--- begin Task input ---

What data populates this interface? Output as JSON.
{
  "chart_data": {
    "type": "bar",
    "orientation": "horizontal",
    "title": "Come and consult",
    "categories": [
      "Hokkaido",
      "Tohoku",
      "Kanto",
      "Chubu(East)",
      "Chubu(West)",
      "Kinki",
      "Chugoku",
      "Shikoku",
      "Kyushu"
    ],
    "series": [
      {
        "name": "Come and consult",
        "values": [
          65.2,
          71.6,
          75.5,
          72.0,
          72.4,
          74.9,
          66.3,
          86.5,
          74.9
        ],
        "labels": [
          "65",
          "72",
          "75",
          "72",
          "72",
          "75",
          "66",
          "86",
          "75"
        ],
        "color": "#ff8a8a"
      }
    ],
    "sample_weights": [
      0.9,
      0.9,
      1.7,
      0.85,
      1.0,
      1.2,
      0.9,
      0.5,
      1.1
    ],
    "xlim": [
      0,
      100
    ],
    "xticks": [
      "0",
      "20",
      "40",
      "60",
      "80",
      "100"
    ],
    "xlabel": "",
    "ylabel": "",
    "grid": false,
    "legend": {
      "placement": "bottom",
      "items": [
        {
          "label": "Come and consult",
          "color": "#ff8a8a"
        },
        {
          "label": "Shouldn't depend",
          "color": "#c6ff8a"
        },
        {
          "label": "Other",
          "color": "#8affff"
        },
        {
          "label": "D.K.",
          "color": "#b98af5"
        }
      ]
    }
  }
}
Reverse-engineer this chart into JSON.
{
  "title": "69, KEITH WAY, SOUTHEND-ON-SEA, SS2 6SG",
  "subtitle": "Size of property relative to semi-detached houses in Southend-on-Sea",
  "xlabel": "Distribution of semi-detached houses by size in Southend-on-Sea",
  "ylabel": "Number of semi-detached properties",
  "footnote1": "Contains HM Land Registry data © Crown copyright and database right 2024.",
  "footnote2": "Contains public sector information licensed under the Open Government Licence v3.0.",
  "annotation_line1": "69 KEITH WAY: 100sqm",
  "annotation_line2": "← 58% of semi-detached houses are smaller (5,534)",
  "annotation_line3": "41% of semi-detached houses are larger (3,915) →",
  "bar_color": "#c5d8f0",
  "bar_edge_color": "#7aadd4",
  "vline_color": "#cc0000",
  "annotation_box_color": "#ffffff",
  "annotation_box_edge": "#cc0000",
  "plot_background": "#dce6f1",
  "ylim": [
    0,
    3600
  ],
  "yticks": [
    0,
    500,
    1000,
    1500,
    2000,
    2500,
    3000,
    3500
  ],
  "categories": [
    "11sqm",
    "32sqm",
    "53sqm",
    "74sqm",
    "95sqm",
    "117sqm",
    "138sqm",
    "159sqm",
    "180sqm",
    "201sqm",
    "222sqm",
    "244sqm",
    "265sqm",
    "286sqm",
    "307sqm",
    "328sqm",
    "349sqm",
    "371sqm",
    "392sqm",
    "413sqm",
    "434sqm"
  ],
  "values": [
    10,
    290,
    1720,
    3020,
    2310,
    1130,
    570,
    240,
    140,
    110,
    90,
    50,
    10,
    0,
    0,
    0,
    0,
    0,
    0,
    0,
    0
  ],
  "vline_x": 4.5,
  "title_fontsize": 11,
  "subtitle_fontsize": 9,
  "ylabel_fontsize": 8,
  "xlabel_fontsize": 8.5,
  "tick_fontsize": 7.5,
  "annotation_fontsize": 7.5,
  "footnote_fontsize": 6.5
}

--- end Task input ---

Brief: Output the complete data exactly as written.

Solution:
What data populates this interface? Output as JSON.
{
  "chart_data": {
    "type": "bar",
    "orientation": "horizontal",
    "title": "Come and consult",
    "categories": [
      "Hokkaido",
      "Tohoku",
      "Kanto",
      "Chubu(East)",
      "Chubu(West)",
      "Kinki",
      "Chugoku",
      "Shikoku",
      "Kyushu"
    ],
    "series": [
      {
        "name": "Come and consult",
        "values": [
          65.2,
          71.6,
          75.5,
          72.0,
          72.4,
          74.9,
          66.3,
          86.5,
          74.9
        ],
        "labels": [
          "65",
          "72",
          "75",
          "72",
          "72",
          "75",
          "66",
          "86",
          "75"
        ],
        "color": "#ff8a8a"
      }
    ],
    "sample_weights": [
      0.9,
      0.9,
      1.7,
      0.85,
      1.0,
      1.2,
      0.9,
      0.5,
      1.1
    ],
    "xlim": [
      0,
      100
    ],
    "xticks": [
      "0",
      "20",
      "40",
      "60",
      "80",
      "100"
    ],
    "xlabel": "",
    "ylabel": "",
    "grid": false,
    "legend": {
      "placement": "bottom",
      "items": [
        {
          "label": "Come and consult",
          "color": "#ff8a8a"
        },
        {
          "label": "Shouldn't depend",
          "color": "#c6ff8a"
        },
        {
          "label": "Other",
          "color": "#8affff"
        },
        {
          "label": "D.K.",
          "color": "#b98af5"
        }
      ]
    }
  }
}
Reverse-engineer this chart into JSON.
{
  "title": "69, KEITH WAY, SOUTHEND-ON-SEA, SS2 6SG",
  "subtitle": "Size of property relative to semi-detached houses in Southend-on-Sea",
  "xlabel": "Distribution of semi-detached houses by size in Southend-on-Sea",
  "ylabel": "Number of semi-detached properties",
  "footnote1": "Contains HM Land Registry data © Crown copyright and database right 2024.",
  "footnote2": "Contains public sector information licensed under the Open Government Licence v3.0.",
  "annotation_line1": "69 KEITH WAY: 100sqm",
  "annotation_line2": "← 58% of semi-detached houses are smaller (5,534)",
  "annotation_line3": "41% of semi-detached houses are larger (3,915) →",
  "bar_color": "#c5d8f0",
  "bar_edge_color": "#7aadd4",
  "vline_color": "#cc0000",
  "annotation_box_color": "#ffffff",
  "annotation_box_edge": "#cc0000",
  "plot_background": "#dce6f1",
  "ylim": [
    0,
    3600
  ],
  "yticks": [
    0,
    500,
    1000,
    1500,
    2000,
    2500,
    3000,
    3500
  ],
  "categories": [
    "11sqm",
    "32sqm",
    "53sqm",
    "74sqm",
    "95sqm",
    "117sqm",
    "138sqm",
    "159sqm",
    "180sqm",
    "201sqm",
    "222sqm",
    "244sqm",
    "265sqm",
    "286sqm",
    "307sqm",
    "328sqm",
    "349sqm",
    "371sqm",
    "392sqm",
    "413sqm",
    "434sqm"
  ],
  "values": [
    10,
    290,
    1720,
    3020,
    2310,
    1130,
    570,
    240,
    140,
    110,
    90,
    50,
    10,
    0,
    0,
    0,
    0,
    0,
    0,
    0,
    0
  ],
  "vline_x": 4.5,
  "title_fontsize": 11,
  "subtitle_fontsize": 9,
  "ylabel_fontsize": 8,
  "xlabel_fontsize": 8.5,
  "tick_fontsize": 7.5,
  "annotation_fontsize": 7.5,
  "footnote_fontsize": 6.5
}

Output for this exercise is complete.